(Saved entries)

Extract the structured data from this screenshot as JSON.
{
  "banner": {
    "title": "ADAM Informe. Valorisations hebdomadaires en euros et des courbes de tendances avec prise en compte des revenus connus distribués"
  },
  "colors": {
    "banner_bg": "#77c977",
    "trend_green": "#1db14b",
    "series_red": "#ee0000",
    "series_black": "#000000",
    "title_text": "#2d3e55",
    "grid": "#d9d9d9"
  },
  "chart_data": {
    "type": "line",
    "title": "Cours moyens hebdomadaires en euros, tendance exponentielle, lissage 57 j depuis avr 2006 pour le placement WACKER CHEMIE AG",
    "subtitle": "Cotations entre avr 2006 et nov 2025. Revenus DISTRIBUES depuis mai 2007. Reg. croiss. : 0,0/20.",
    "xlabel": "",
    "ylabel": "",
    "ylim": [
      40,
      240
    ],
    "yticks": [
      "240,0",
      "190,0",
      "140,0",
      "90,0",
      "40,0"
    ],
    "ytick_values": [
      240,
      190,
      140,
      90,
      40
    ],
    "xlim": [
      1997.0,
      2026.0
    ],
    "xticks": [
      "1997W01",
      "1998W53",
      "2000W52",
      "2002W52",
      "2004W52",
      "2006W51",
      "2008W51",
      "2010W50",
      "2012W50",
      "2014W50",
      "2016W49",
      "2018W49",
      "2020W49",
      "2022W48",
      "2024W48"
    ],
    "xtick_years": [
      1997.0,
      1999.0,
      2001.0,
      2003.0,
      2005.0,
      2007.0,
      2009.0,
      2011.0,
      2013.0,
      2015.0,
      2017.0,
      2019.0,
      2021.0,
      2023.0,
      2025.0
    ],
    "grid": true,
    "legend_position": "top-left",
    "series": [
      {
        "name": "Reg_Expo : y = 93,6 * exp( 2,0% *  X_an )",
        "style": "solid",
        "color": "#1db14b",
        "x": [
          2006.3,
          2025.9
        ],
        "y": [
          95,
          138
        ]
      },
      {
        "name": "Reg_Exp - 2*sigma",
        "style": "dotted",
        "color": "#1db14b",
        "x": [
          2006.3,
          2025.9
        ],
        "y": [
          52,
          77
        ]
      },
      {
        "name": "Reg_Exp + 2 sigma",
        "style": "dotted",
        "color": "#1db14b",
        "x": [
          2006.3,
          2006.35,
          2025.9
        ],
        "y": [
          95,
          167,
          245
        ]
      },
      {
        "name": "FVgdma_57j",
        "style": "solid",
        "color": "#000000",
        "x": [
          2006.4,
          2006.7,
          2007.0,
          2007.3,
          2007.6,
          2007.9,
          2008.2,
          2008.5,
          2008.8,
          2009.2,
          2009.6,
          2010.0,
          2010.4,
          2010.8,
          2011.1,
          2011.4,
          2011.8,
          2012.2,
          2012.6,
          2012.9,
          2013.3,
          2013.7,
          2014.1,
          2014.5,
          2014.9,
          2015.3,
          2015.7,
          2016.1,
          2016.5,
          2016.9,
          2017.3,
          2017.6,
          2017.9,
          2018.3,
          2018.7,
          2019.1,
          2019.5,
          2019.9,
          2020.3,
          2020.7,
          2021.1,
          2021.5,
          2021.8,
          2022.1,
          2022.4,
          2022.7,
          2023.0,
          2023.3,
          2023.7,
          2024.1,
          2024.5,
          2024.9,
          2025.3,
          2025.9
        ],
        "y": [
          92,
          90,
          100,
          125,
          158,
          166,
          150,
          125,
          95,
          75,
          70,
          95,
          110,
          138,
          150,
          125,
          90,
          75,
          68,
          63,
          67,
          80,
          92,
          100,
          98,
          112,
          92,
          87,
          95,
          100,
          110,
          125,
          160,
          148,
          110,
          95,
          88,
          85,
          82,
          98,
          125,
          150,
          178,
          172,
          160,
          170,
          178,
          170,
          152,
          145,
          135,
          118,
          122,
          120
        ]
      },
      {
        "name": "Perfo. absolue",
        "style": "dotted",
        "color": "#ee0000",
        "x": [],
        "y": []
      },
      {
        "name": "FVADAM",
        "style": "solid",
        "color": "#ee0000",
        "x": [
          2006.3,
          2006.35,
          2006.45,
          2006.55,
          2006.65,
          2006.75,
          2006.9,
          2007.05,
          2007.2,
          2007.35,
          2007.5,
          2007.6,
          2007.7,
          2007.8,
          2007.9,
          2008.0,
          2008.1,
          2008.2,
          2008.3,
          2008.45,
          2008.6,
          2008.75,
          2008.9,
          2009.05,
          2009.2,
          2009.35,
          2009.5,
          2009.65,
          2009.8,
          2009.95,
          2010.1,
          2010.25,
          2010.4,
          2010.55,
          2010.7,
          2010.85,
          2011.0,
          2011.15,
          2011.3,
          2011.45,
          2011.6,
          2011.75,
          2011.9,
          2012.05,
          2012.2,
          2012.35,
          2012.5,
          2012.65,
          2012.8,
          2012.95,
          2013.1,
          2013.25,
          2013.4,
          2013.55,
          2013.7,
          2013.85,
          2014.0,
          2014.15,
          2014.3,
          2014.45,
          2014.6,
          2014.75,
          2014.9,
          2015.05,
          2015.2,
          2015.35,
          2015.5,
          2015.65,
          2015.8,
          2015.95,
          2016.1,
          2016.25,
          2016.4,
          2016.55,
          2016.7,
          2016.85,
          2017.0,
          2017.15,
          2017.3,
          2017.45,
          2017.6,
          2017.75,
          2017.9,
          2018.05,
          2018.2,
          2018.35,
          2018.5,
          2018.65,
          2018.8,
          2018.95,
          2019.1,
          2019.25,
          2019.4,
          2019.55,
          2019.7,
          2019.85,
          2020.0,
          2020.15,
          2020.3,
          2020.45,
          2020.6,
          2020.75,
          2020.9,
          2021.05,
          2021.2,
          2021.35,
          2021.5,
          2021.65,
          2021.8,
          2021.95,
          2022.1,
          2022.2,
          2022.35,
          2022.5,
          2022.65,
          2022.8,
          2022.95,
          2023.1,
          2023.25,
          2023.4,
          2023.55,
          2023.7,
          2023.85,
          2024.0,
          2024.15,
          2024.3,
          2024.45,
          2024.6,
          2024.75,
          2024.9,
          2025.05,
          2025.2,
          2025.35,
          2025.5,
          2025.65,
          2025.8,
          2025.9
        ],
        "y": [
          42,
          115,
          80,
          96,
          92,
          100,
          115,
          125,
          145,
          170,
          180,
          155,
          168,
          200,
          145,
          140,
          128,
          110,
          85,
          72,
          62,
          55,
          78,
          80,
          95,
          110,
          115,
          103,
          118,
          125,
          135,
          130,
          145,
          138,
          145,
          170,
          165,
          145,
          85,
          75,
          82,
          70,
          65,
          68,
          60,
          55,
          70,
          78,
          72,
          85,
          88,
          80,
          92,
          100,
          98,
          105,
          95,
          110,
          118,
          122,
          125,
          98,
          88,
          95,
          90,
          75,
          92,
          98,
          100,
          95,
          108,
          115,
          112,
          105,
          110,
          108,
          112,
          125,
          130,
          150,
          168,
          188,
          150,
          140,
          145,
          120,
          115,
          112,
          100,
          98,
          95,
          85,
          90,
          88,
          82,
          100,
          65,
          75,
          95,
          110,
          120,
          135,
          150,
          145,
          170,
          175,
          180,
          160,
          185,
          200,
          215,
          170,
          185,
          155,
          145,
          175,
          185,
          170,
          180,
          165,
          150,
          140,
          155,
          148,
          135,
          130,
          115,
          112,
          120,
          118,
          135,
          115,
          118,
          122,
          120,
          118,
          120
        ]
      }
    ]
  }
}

Problem requirements: Every record shown above should be written out again exactly.

Answer:
Extract the structured data from this screenshot as JSON.
{
  "banner": {
    "title": "ADAM Informe. Valorisations hebdomadaires en euros et des courbes de tendances avec prise en compte des revenus connus distribués"
  },
  "colors": {
    "banner_bg": "#77c977",
    "trend_green": "#1db14b",
    "series_red": "#ee0000",
    "series_black": "#000000",
    "title_text": "#2d3e55",
    "grid": "#d9d9d9"
  },
  "chart_data": {
    "type": "line",
    "title": "Cours moyens hebdomadaires en euros, tendance exponentielle, lissage 57 j depuis avr 2006 pour le placement WACKER CHEMIE AG",
    "subtitle": "Cotations entre avr 2006 et nov 2025. Revenus DISTRIBUES depuis mai 2007. Reg. croiss. : 0,0/20.",
    "xlabel": "",
    "ylabel": "",
    "ylim": [
      40,
      240
    ],
    "yticks": [
      "240,0",
      "190,0",
      "140,0",
      "90,0",
      "40,0"
    ],
    "ytick_values": [
      240,
      190,
      140,
      90,
      40
    ],
    "xlim": [
      1997.0,
      2026.0
    ],
    "xticks": [
      "1997W01",
      "1998W53",
      "2000W52",
      "2002W52",
      "2004W52",
      "2006W51",
      "2008W51",
      "2010W50",
      "2012W50",
      "2014W50",
      "2016W49",
      "2018W49",
      "2020W49",
      "2022W48",
      "2024W48"
    ],
    "xtick_years": [
      1997.0,
      1999.0,
      2001.0,
      2003.0,
      2005.0,
      2007.0,
      2009.0,
      2011.0,
      2013.0,
      2015.0,
      2017.0,
      2019.0,
      2021.0,
      2023.0,
      2025.0
    ],
    "grid": true,
    "legend_position": "top-left",
    "series": [
      {
        "name": "Reg_Expo : y = 93,6 * exp( 2,0% *  X_an )",
        "style": "solid",
        "color": "#1db14b",
        "x": [
          2006.3,
          2025.9
        ],
        "y": [
          95,
          138
        ]
      },
      {
        "name": "Reg_Exp - 2*sigma",
        "style": "dotted",
        "color": "#1db14b",
        "x": [
          2006.3,
          2025.9
        ],
        "y": [
          52,
          77
        ]
      },
      {
        "name": "Reg_Exp + 2 sigma",
        "style": "dotted",
        "color": "#1db14b",
        "x": [
          2006.3,
          2006.35,
          2025.9
        ],
        "y": [
          95,
          167,
          245
        ]
      },
      {
        "name": "FVgdma_57j",
        "style": "solid",
        "color": "#000000",
        "x": [
          2006.4,
          2006.7,
          2007.0,
          2007.3,
          2007.6,
          2007.9,
          2008.2,
          2008.5,
          2008.8,
          2009.2,
          2009.6,
          2010.0,
          2010.4,
          2010.8,
          2011.1,
          2011.4,
          2011.8,
          2012.2,
          2012.6,
          2012.9,
          2013.3,
          2013.7,
          2014.1,
          2014.5,
          2014.9,
          2015.3,
          2015.7,
          2016.1,
          2016.5,
          2016.9,
          2017.3,
          2017.6,
          2017.9,
          2018.3,
          2018.7,
          2019.1,
          2019.5,
          2019.9,
          2020.3,
          2020.7,
          2021.1,
          2021.5,
          2021.8,
          2022.1,
          2022.4,
          2022.7,
          2023.0,
          2023.3,
          2023.7,
          2024.1,
          2024.5,
          2024.9,
          2025.3,
          2025.9
        ],
        "y": [
          92,
          90,
          100,
          125,
          158,
          166,
          150,
          125,
          95,
          75,
          70,
          95,
          110,
          138,
          150,
          125,
          90,
          75,
          68,
          63,
          67,
          80,
          92,
          100,
          98,
          112,
          92,
          87,
          95,
          100,
          110,
          125,
          160,
          148,
          110,
          95,
          88,
          85,
          82,
          98,
          125,
          150,
          178,
          172,
          160,
          170,
          178,
          170,
          152,
          145,
          135,
          118,
          122,
          120
        ]
      },
      {
        "name": "Perfo. absolue",
        "style": "dotted",
        "color": "#ee0000",
        "x": [],
        "y": []
      },
      {
        "name": "FVADAM",
        "style": "solid",
        "color": "#ee0000",
        "x": [
          2006.3,
          2006.35,
          2006.45,
          2006.55,
          2006.65,
          2006.75,
          2006.9,
          2007.05,
          2007.2,
          2007.35,
          2007.5,
          2007.6,
          2007.7,
          2007.8,
          2007.9,
          2008.0,
          2008.1,
          2008.2,
          2008.3,
          2008.45,
          2008.6,
          2008.75,
          2008.9,
          2009.05,
          2009.2,
          2009.35,
          2009.5,
          2009.65,
          2009.8,
          2009.95,
          2010.1,
          2010.25,
          2010.4,
          2010.55,
          2010.7,
          2010.85,
          2011.0,
          2011.15,
          2011.3,
          2011.45,
          2011.6,
          2011.75,
          2011.9,
          2012.05,
          2012.2,
          2012.35,
          2012.5,
          2012.65,
          2012.8,
          2012.95,
          2013.1,
          2013.25,
          2013.4,
          2013.55,
          2013.7,
          2013.85,
          2014.0,
          2014.15,
          2014.3,
          2014.45,
          2014.6,
          2014.75,
          2014.9,
          2015.05,
          2015.2,
          2015.35,
          2015.5,
          2015.65,
          2015.8,
          2015.95,
          2016.1,
          2016.25,
          2016.4,
          2016.55,
          2016.7,
          2016.85,
          2017.0,
          2017.15,
          2017.3,
          2017.45,
          2017.6,
          2017.75,
          2017.9,
          2018.05,
          2018.2,
          2018.35,
          2018.5,
          2018.65,
          2018.8,
          2018.95,
          2019.1,
          2019.25,
          2019.4,
          2019.55,
          2019.7,
          2019.85,
          2020.0,
          2020.15,
          2020.3,
          2020.45,
          2020.6,
          2020.75,
          2020.9,
          2021.05,
          2021.2,
          2021.35,
          2021.5,
          2021.65,
          2021.8,
          2021.95,
          2022.1,
          2022.2,
          2022.35,
          2022.5,
          2022.65,
          2022.8,
          2022.95,
          2023.1,
          2023.25,
          2023.4,
          2023.55,
          2023.7,
          2023.85,
          2024.0,
          2024.15,
          2024.3,
          2024.45,
          2024.6,
          2024.75,
          2024.9,
          2025.05,
          2025.2,
          2025.35,
          2025.5,
          2025.65,
          2025.8,
          2025.9
        ],
        "y": [
          42,
          115,
          80,
          96,
          92,
          100,
          115,
          125,
          145,
          170,
          180,
          155,
          168,
          200,
          145,
          140,
          128,
          110,
          85,
          72,
          62,
          55,
          78,
          80,
          95,
          110,
          115,
          103,
          118,
          125,
          135,
          130,
          145,
          138,
          145,
          170,
          165,
          145,
          85,
          75,
          82,
          70,
          65,
          68,
          60,
          55,
          70,
          78,
          72,
          85,
          88,
          80,
          92,
          100,
          98,
          105,
          95,
          110,
          118,
          122,
          125,
          98,
          88,
          95,
          90,
          75,
          92,
          98,
          100,
          95,
          108,
          115,
          112,
          105,
          110,
          108,
          112,
          125,
          130,
          150,
          168,
          188,
          150,
          140,
          145,
          120,
          115,
          112,
          100,
          98,
          95,
          85,
          90,
          88,
          82,
          100,
          65,
          75,
          95,
          110,
          120,
          135,
          150,
          145,
          170,
          175,
          180,
          160,
          185,
          200,
          215,
          170,
          185,
          155,
          145,
          175,
          185,
          170,
          180,
          165,
          150,
          140,
          155,
          148,
          135,
          130,
          115,
          112,
          120,
          118,
          135,
          115,
          118,
          122,
          120,
          118,
          120
        ]
      }
    ]
  }
}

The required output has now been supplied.